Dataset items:
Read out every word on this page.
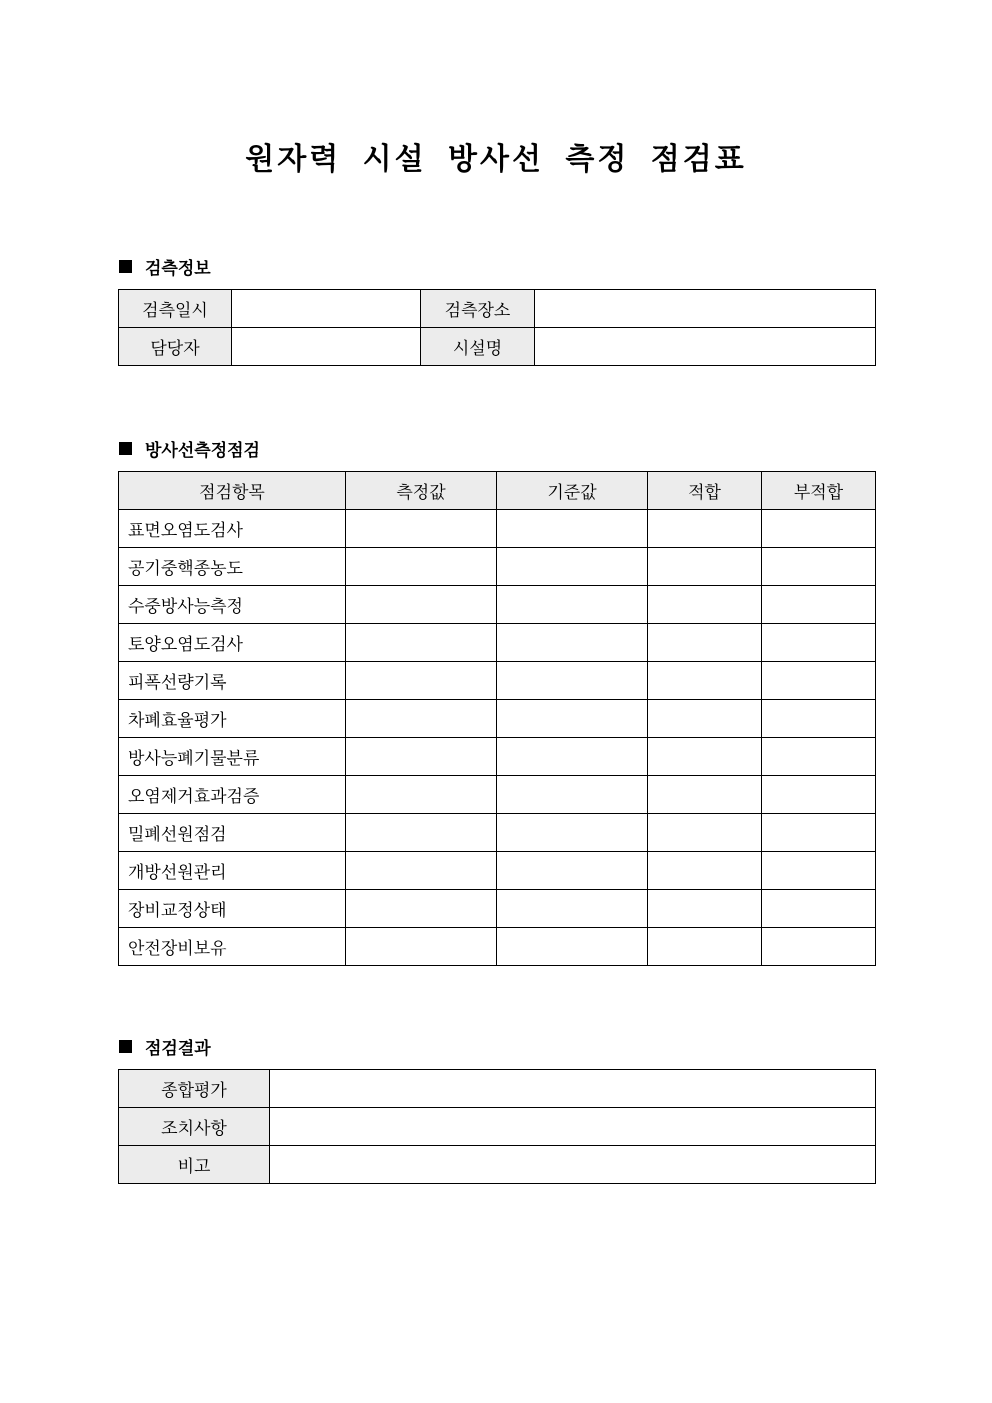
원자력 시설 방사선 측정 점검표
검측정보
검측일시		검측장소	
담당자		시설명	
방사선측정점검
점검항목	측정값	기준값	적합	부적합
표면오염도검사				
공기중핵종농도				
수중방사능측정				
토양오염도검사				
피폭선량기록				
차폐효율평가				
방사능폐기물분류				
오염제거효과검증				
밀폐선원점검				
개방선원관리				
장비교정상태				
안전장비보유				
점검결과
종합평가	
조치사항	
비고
* * *
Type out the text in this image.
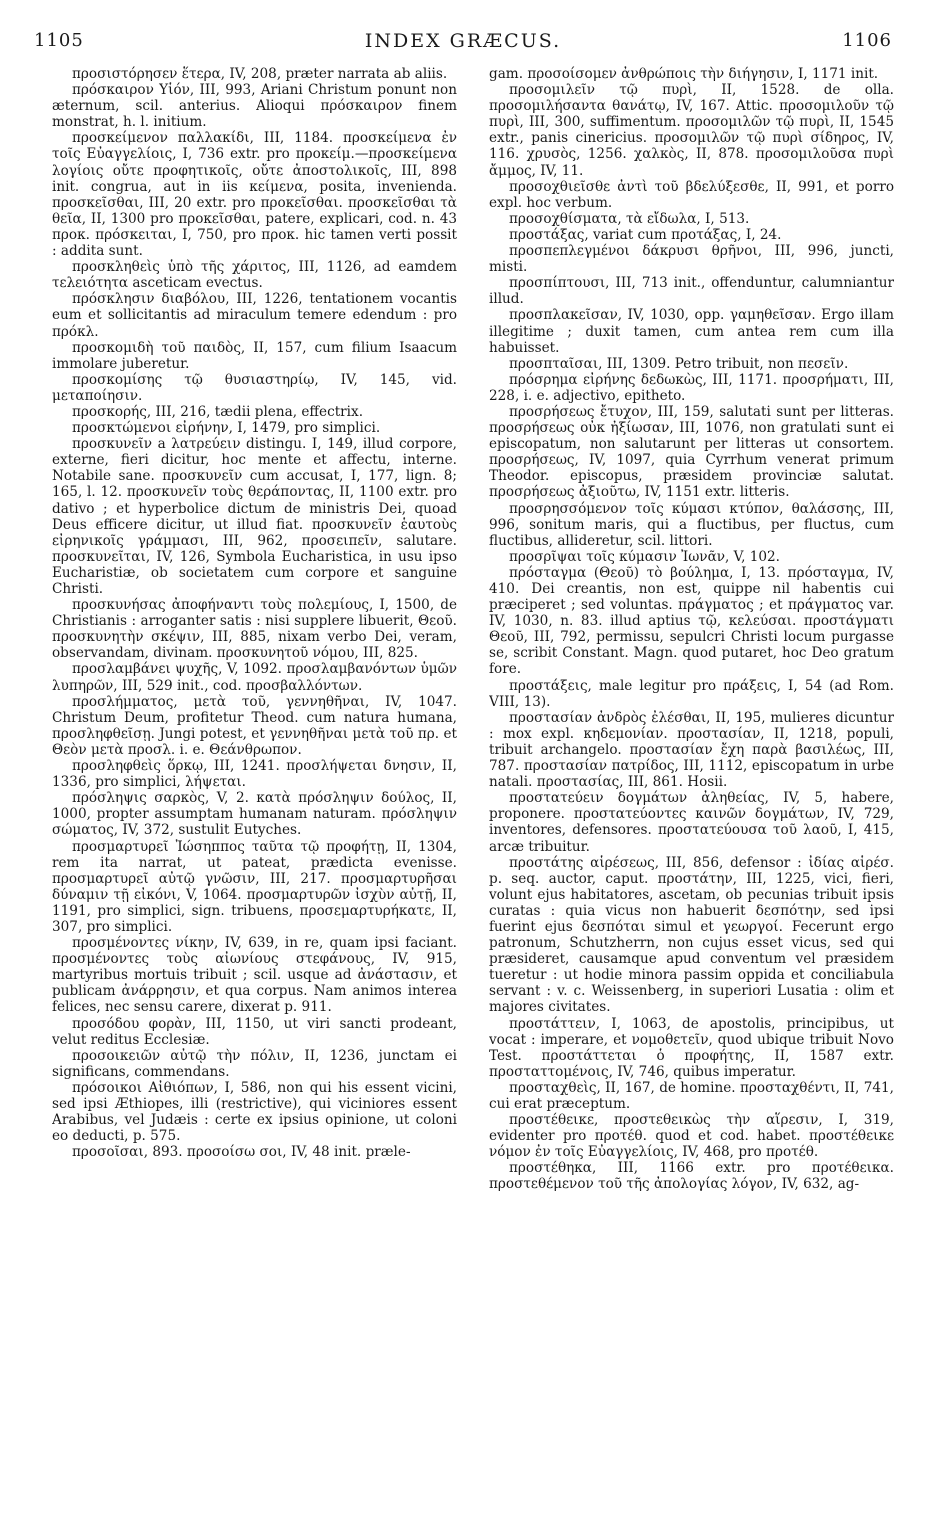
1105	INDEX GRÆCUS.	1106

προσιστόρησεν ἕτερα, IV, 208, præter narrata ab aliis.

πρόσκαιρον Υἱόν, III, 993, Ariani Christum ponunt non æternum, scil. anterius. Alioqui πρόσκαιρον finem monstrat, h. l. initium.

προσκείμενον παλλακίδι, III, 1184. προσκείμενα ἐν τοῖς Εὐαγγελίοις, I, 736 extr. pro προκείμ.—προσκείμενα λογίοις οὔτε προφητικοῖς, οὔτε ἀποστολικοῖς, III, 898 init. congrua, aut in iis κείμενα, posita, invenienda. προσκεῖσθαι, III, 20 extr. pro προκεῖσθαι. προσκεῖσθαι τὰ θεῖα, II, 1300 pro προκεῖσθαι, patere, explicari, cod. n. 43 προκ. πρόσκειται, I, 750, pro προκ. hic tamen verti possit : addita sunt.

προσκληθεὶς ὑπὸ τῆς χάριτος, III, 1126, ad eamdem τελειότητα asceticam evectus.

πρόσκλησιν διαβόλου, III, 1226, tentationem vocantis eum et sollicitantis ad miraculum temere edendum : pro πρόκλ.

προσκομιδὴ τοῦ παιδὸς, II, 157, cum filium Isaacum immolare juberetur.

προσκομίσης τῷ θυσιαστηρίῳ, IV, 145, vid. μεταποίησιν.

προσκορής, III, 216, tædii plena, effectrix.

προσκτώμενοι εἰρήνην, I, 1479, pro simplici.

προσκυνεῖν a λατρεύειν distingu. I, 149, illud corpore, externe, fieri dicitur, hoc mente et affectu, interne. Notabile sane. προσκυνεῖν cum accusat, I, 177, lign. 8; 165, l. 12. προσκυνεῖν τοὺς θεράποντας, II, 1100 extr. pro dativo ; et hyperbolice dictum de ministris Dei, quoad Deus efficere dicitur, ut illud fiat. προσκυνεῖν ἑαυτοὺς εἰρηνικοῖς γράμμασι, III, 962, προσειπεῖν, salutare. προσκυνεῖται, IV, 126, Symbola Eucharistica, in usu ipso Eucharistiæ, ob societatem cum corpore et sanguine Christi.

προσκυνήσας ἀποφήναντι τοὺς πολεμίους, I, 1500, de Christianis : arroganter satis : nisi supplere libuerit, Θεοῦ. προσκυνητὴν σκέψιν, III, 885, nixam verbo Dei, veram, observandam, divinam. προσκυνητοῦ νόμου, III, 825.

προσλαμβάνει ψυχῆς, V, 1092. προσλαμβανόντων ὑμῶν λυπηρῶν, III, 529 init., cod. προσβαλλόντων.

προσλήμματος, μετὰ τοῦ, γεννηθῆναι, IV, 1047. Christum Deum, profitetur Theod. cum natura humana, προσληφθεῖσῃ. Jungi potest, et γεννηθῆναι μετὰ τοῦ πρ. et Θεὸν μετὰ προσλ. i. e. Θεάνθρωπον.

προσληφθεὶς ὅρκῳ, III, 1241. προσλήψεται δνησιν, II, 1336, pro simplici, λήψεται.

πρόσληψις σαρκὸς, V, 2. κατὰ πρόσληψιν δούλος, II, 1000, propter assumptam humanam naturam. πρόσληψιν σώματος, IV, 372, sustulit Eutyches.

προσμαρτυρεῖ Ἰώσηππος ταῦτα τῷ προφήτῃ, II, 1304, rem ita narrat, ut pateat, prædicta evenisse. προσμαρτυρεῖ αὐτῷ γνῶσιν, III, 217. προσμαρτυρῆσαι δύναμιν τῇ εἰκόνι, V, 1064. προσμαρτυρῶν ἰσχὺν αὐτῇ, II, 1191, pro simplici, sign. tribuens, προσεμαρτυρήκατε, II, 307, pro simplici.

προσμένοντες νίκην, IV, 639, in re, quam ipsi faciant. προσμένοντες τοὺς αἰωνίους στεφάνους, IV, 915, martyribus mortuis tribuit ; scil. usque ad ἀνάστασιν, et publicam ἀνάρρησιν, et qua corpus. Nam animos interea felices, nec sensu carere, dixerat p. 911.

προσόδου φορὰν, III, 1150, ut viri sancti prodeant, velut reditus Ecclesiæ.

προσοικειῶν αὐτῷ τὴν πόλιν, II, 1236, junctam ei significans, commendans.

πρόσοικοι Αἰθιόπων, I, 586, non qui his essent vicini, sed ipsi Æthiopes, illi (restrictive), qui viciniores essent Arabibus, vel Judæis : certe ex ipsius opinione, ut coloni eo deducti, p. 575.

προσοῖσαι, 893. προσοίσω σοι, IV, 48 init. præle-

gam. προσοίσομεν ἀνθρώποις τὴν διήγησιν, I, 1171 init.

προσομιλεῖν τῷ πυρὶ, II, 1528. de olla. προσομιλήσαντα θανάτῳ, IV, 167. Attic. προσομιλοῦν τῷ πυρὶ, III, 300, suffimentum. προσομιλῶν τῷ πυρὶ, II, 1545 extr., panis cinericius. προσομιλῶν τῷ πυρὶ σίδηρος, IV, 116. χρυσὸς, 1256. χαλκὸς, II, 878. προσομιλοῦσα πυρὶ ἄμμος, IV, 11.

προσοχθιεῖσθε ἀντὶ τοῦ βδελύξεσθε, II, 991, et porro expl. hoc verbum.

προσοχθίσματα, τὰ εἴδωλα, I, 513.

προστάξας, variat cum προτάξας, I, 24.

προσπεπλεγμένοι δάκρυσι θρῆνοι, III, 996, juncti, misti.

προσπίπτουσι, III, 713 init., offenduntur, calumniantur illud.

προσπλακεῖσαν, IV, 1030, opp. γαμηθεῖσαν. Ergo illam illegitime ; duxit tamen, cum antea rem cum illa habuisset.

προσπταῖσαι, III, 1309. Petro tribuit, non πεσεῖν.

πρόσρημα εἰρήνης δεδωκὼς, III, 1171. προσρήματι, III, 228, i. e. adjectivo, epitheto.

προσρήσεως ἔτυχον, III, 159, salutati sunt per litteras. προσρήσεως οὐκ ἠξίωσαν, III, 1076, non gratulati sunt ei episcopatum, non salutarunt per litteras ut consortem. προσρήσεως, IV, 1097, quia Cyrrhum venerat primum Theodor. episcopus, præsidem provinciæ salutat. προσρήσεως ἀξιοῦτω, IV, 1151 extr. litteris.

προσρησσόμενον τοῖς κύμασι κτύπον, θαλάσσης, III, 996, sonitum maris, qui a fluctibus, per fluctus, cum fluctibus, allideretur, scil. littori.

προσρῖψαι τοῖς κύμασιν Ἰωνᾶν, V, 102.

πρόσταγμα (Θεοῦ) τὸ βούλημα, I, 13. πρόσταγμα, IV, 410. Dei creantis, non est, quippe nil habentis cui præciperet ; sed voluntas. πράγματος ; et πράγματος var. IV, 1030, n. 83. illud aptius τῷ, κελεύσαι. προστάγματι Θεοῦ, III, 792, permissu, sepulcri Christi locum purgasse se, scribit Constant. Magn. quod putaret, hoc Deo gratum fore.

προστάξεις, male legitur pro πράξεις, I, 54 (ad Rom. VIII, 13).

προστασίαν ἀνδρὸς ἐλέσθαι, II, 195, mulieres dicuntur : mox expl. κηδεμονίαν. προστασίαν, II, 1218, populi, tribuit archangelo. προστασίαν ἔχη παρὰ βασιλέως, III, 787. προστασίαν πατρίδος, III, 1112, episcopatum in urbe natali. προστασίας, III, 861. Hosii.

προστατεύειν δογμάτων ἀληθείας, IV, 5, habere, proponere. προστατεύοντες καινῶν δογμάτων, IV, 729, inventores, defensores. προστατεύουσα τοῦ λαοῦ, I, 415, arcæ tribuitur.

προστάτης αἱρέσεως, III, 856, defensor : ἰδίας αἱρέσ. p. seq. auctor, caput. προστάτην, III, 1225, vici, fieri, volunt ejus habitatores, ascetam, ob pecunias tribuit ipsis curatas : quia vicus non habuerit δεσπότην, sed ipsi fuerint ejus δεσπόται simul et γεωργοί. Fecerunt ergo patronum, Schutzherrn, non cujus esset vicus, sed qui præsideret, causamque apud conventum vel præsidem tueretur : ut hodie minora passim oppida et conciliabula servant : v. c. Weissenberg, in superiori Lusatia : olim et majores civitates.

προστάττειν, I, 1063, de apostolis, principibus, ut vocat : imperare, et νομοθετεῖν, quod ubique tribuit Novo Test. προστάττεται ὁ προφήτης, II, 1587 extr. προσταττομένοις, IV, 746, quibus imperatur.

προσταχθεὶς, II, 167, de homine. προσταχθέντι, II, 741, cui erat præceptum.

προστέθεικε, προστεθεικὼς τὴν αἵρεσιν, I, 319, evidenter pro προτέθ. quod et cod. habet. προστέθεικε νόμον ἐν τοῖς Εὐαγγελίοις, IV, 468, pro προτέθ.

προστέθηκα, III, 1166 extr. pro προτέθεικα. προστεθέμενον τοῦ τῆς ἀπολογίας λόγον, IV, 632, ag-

◆ WHAT TO DO ◆
Only a number is wanted here: how many lines in the data above include the string "præsidem"?

◆ FINISHED TASK ◆
2